# Task to carry out
Leave out the pictures; transcribe all else exactly.

[Dataset records]
* * * * * * *
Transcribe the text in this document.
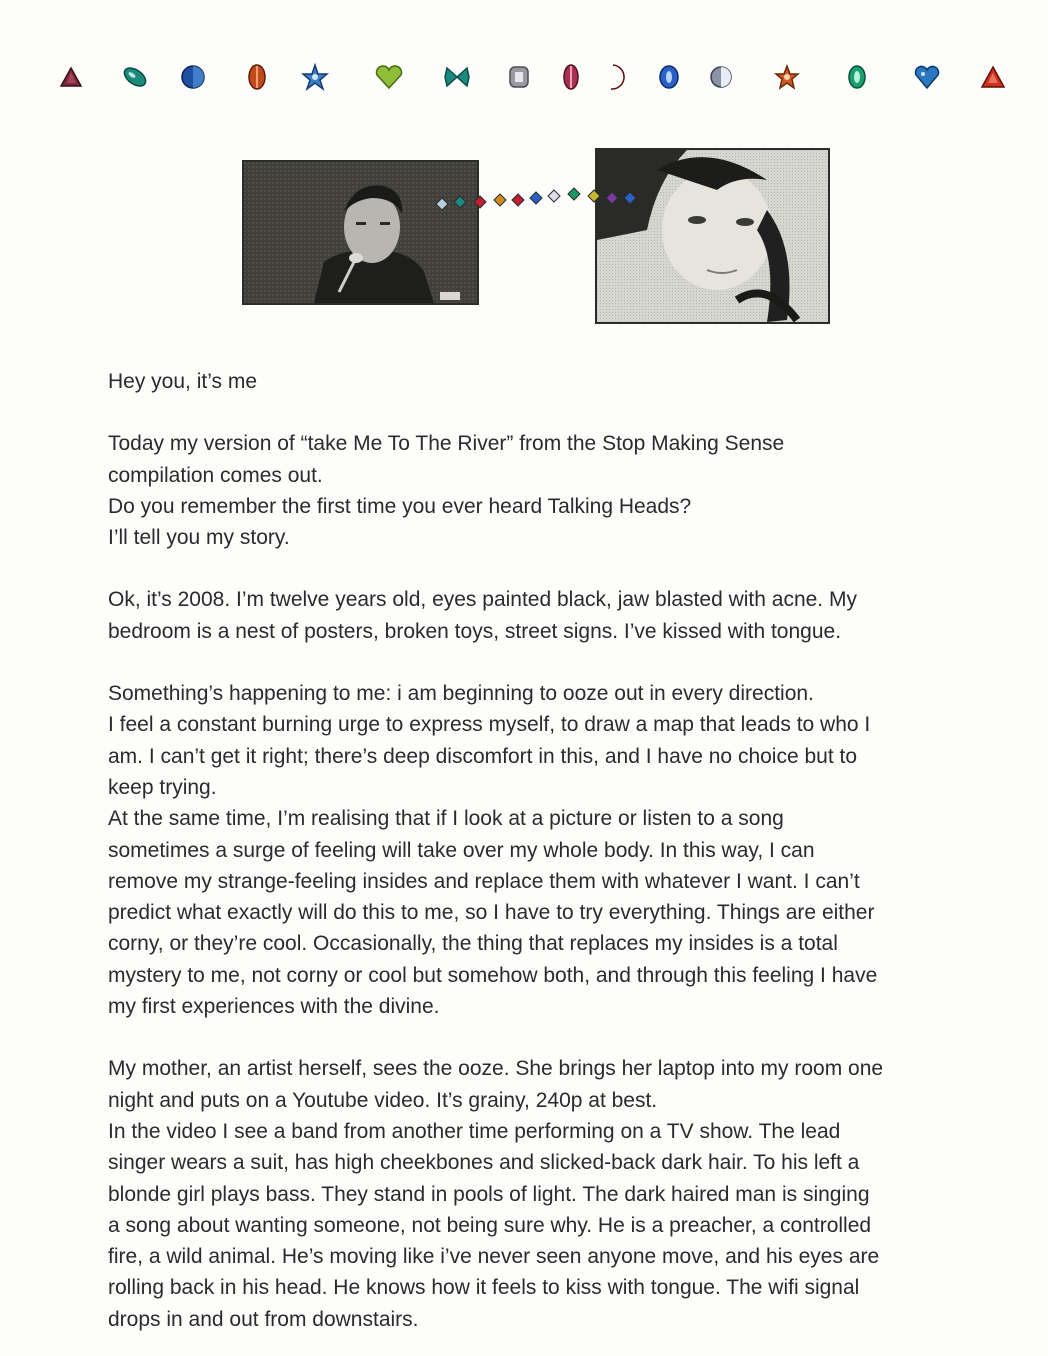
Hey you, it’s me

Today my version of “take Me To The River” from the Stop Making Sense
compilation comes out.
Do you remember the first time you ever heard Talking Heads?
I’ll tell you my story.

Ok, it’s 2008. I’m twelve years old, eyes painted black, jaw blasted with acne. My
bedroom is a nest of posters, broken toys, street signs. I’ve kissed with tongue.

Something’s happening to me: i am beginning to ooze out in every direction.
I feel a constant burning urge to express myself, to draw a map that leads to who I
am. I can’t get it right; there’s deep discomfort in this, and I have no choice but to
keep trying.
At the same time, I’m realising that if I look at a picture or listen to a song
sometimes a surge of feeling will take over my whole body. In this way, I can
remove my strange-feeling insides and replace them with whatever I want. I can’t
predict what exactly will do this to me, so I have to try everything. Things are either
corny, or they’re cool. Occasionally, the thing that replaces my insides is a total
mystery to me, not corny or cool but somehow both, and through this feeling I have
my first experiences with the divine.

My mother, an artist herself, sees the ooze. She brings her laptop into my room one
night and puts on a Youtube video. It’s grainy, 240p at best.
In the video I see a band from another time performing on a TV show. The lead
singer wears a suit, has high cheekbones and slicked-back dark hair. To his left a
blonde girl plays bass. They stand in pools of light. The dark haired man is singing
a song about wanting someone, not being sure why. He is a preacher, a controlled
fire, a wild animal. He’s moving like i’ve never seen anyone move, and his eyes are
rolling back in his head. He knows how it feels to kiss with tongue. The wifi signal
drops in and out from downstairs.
* * * * * * *
# Exercise result
Transcribe the text in this document.
Hey you, it’s me

Today my version of “take Me To The River” from the Stop Making Sense
compilation comes out.
Do you remember the first time you ever heard Talking Heads?
I’ll tell you my story.

Ok, it’s 2008. I’m twelve years old, eyes painted black, jaw blasted with acne. My
bedroom is a nest of posters, broken toys, street signs. I’ve kissed with tongue.

Something’s happening to me: i am beginning to ooze out in every direction.
I feel a constant burning urge to express myself, to draw a map that leads to who I
am. I can’t get it right; there’s deep discomfort in this, and I have no choice but to
keep trying.
At the same time, I’m realising that if I look at a picture or listen to a song
sometimes a surge of feeling will take over my whole body. In this way, I can
remove my strange-feeling insides and replace them with whatever I want. I can’t
predict what exactly will do this to me, so I have to try everything. Things are either
corny, or they’re cool. Occasionally, the thing that replaces my insides is a total
mystery to me, not corny or cool but somehow both, and through this feeling I have
my first experiences with the divine.

My mother, an artist herself, sees the ooze. She brings her laptop into my room one
night and puts on a Youtube video. It’s grainy, 240p at best.
In the video I see a band from another time performing on a TV show. The lead
singer wears a suit, has high cheekbones and slicked-back dark hair. To his left a
blonde girl plays bass. They stand in pools of light. The dark haired man is singing
a song about wanting someone, not being sure why. He is a preacher, a controlled
fire, a wild animal. He’s moving like i’ve never seen anyone move, and his eyes are
rolling back in his head. He knows how it feels to kiss with tongue. The wifi signal
drops in and out from downstairs.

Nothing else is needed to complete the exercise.